== Given request ==
Would you write out the entries below, every one of them, exactly?

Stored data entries

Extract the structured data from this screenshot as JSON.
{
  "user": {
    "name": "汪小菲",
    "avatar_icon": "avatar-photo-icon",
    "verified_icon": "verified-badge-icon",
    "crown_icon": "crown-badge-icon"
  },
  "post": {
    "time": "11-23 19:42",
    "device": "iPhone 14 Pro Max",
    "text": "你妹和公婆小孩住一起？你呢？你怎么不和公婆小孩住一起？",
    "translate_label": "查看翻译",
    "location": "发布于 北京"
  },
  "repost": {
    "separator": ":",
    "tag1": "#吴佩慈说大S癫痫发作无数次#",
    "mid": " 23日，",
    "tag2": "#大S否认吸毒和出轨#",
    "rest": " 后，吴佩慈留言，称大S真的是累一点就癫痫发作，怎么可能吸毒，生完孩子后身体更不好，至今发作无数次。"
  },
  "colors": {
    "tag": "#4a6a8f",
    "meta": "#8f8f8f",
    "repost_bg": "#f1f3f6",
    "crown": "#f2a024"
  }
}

== Exercise response ==
Extract the structured data from this screenshot as JSON.
{
  "user": {
    "name": "汪小菲",
    "avatar_icon": "avatar-photo-icon",
    "verified_icon": "verified-badge-icon",
    "crown_icon": "crown-badge-icon"
  },
  "post": {
    "time": "11-23 19:42",
    "device": "iPhone 14 Pro Max",
    "text": "你妹和公婆小孩住一起？你呢？你怎么不和公婆小孩住一起？",
    "translate_label": "查看翻译",
    "location": "发布于 北京"
  },
  "repost": {
    "separator": ":",
    "tag1": "#吴佩慈说大S癫痫发作无数次#",
    "mid": " 23日，",
    "tag2": "#大S否认吸毒和出轨#",
    "rest": " 后，吴佩慈留言，称大S真的是累一点就癫痫发作，怎么可能吸毒，生完孩子后身体更不好，至今发作无数次。"
  },
  "colors": {
    "tag": "#4a6a8f",
    "meta": "#8f8f8f",
    "repost_bg": "#f1f3f6",
    "crown": "#f2a024"
  }
}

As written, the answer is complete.